Given data:

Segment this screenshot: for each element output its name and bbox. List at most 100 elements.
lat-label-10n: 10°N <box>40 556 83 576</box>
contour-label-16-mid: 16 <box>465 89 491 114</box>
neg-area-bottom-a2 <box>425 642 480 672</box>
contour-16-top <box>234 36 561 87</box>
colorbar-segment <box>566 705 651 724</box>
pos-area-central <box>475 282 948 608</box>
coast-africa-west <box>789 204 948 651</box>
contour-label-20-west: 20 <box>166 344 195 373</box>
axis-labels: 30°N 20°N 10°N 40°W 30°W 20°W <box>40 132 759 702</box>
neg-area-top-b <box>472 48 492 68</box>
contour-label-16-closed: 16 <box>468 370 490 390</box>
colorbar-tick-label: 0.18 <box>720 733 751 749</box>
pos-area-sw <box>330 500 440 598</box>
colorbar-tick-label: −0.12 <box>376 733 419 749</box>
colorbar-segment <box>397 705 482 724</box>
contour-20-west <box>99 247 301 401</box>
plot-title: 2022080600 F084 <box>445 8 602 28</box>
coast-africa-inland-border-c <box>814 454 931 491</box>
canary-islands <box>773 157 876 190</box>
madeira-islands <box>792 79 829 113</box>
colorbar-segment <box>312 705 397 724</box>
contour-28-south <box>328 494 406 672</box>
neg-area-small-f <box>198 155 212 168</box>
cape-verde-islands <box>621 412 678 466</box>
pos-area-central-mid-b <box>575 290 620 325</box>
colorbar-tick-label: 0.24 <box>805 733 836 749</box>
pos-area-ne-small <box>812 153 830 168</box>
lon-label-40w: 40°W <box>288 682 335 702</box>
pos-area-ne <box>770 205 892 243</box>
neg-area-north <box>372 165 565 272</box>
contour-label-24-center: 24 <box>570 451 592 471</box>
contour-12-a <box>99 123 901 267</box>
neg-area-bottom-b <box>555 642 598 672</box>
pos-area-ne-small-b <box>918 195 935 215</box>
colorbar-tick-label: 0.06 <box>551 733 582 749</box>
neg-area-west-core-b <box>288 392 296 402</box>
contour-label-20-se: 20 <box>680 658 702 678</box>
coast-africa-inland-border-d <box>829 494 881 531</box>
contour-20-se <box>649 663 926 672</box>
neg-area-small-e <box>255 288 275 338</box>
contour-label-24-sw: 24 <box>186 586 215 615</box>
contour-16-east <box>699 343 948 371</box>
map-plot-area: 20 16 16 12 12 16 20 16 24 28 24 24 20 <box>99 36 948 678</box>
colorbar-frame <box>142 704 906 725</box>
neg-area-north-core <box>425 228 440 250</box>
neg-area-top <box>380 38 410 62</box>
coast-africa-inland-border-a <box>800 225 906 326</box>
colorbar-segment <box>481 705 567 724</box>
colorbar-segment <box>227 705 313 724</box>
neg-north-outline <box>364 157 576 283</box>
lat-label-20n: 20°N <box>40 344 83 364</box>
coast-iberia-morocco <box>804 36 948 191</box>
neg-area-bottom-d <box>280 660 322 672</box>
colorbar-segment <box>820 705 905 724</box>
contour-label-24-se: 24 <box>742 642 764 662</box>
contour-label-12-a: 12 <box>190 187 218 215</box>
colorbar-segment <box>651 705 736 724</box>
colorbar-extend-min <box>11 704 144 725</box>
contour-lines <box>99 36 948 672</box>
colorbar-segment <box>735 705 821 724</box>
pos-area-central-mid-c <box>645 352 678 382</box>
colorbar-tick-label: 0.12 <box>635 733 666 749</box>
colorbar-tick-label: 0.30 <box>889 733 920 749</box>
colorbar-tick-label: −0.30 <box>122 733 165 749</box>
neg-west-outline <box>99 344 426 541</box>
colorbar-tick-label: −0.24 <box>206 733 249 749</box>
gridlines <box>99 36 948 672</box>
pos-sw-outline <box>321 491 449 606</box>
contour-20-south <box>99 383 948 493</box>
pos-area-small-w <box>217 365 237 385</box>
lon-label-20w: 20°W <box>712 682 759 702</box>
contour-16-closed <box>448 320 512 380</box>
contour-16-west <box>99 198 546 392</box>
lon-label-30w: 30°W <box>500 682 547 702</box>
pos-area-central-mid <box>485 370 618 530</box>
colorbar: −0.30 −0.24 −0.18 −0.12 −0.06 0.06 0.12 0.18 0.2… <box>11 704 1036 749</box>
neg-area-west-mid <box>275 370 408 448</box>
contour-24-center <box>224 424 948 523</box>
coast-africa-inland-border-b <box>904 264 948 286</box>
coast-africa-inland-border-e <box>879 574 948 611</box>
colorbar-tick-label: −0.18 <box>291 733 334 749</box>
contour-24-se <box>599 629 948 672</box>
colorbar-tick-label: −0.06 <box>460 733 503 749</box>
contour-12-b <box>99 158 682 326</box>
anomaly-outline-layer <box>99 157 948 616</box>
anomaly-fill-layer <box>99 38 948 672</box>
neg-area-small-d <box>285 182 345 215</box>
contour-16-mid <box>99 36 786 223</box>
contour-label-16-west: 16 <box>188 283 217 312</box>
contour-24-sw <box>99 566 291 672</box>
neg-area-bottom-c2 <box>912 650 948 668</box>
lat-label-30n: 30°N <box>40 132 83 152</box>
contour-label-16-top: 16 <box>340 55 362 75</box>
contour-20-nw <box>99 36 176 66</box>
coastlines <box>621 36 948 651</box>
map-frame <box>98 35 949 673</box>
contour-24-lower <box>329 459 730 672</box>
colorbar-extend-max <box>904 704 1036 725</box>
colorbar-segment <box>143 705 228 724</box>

Direction: Can you swap "colorbar-segment" for "colorbar-bin" in everything from the start of the material down to the line containing "contour-16-east <box>699 343 948 371</box>", including that line, and give those lines again with nothing else changed?

Correct answer:
Segment this screenshot: for each element output its name and bbox. List at most 100 elements.
lat-label-10n: 10°N <box>40 556 83 576</box>
contour-label-16-mid: 16 <box>465 89 491 114</box>
neg-area-bottom-a2 <box>425 642 480 672</box>
contour-16-top <box>234 36 561 87</box>
colorbar-bin <box>566 705 651 724</box>
pos-area-central <box>475 282 948 608</box>
coast-africa-west <box>789 204 948 651</box>
contour-label-20-west: 20 <box>166 344 195 373</box>
axis-labels: 30°N 20°N 10°N 40°W 30°W 20°W <box>40 132 759 702</box>
neg-area-top-b <box>472 48 492 68</box>
contour-label-16-closed: 16 <box>468 370 490 390</box>
colorbar-tick-label: 0.18 <box>720 733 751 749</box>
pos-area-sw <box>330 500 440 598</box>
colorbar-tick-label: −0.12 <box>376 733 419 749</box>
colorbar-bin <box>397 705 482 724</box>
contour-20-west <box>99 247 301 401</box>
plot-title: 2022080600 F084 <box>445 8 602 28</box>
coast-africa-inland-border-c <box>814 454 931 491</box>
canary-islands <box>773 157 876 190</box>
madeira-islands <box>792 79 829 113</box>
colorbar-bin <box>312 705 397 724</box>
contour-28-south <box>328 494 406 672</box>
neg-area-small-f <box>198 155 212 168</box>
cape-verde-islands <box>621 412 678 466</box>
pos-area-central-mid-b <box>575 290 620 325</box>
colorbar-tick-label: 0.24 <box>805 733 836 749</box>
pos-area-ne-small <box>812 153 830 168</box>
lon-label-40w: 40°W <box>288 682 335 702</box>
pos-area-ne <box>770 205 892 243</box>
neg-area-north <box>372 165 565 272</box>
contour-label-24-center: 24 <box>570 451 592 471</box>
contour-12-a <box>99 123 901 267</box>
neg-area-bottom-b <box>555 642 598 672</box>
pos-area-ne-small-b <box>918 195 935 215</box>
colorbar-tick-label: 0.06 <box>551 733 582 749</box>
neg-area-west-core-b <box>288 392 296 402</box>
contour-label-20-se: 20 <box>680 658 702 678</box>
coast-africa-inland-border-d <box>829 494 881 531</box>
contour-20-se <box>649 663 926 672</box>
neg-area-small-e <box>255 288 275 338</box>
contour-label-24-sw: 24 <box>186 586 215 615</box>
contour-16-east <box>699 343 948 371</box>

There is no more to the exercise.